> **Set task**: For the data below, work out how many lines include the string "令人印象深刻" and report only the number.

> **Given records**:

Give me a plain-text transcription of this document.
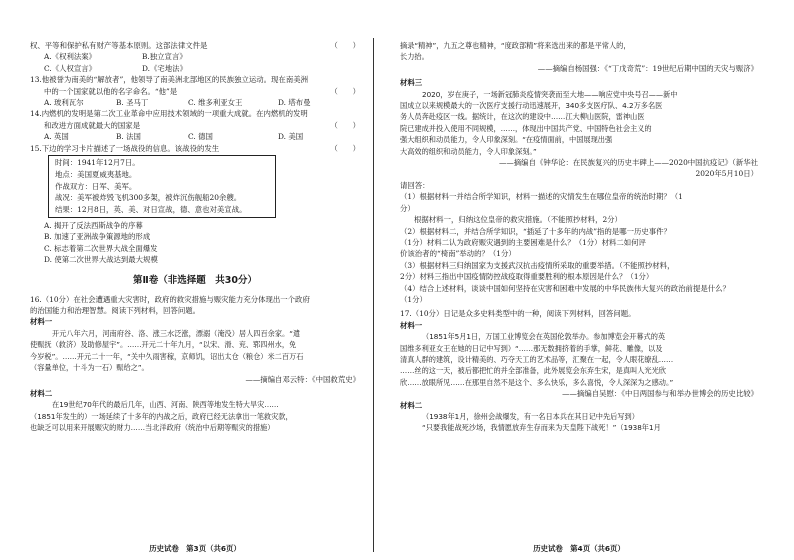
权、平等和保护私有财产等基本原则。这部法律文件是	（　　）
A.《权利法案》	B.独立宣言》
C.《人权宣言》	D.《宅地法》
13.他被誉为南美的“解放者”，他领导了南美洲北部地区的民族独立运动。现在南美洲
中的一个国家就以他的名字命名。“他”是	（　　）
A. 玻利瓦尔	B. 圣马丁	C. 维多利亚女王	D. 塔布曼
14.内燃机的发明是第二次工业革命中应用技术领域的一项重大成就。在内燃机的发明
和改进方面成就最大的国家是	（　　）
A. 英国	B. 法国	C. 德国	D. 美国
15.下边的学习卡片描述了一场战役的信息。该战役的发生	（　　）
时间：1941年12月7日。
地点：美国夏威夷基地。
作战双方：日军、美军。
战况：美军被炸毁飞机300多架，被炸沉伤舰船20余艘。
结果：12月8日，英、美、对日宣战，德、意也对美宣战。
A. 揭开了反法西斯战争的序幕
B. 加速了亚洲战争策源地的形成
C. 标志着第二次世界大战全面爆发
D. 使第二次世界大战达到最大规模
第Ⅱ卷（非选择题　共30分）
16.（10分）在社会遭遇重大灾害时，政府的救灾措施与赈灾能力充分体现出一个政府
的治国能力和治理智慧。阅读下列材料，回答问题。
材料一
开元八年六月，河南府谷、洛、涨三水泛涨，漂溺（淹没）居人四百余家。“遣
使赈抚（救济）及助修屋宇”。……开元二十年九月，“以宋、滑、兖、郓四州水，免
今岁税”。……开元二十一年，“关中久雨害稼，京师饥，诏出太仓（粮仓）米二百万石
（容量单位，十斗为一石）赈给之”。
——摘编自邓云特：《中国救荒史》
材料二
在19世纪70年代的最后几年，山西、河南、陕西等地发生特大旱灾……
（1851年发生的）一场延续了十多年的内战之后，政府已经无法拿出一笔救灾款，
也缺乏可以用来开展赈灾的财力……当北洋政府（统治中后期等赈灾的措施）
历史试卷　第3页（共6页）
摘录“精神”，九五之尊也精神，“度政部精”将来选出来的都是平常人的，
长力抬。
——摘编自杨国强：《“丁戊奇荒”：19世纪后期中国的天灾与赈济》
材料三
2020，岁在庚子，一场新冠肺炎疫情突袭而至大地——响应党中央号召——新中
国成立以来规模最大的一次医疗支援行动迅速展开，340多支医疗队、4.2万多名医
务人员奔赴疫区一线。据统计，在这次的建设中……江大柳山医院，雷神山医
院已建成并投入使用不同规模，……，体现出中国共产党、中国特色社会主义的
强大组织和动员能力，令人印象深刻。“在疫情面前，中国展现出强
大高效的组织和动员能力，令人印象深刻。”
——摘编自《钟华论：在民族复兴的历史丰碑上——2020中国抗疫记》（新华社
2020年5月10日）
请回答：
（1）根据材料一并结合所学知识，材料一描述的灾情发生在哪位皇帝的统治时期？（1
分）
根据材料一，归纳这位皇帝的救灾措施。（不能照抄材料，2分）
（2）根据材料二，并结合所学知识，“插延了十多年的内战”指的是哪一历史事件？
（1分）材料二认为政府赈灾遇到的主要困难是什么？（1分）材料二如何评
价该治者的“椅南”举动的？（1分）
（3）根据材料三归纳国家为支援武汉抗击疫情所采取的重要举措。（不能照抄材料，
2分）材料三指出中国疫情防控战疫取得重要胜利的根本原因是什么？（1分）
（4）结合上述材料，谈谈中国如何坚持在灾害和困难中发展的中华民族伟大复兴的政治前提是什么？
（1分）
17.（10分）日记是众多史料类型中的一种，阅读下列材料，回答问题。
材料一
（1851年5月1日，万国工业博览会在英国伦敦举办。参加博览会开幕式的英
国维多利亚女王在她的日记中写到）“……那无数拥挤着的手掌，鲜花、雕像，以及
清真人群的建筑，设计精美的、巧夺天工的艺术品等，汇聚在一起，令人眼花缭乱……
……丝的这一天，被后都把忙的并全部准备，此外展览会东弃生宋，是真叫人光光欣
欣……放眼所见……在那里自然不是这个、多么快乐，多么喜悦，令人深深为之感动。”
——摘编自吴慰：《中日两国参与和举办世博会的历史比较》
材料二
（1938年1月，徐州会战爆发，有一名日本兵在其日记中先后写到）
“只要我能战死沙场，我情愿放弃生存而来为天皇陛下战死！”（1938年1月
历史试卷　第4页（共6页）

> **Answer below**: 2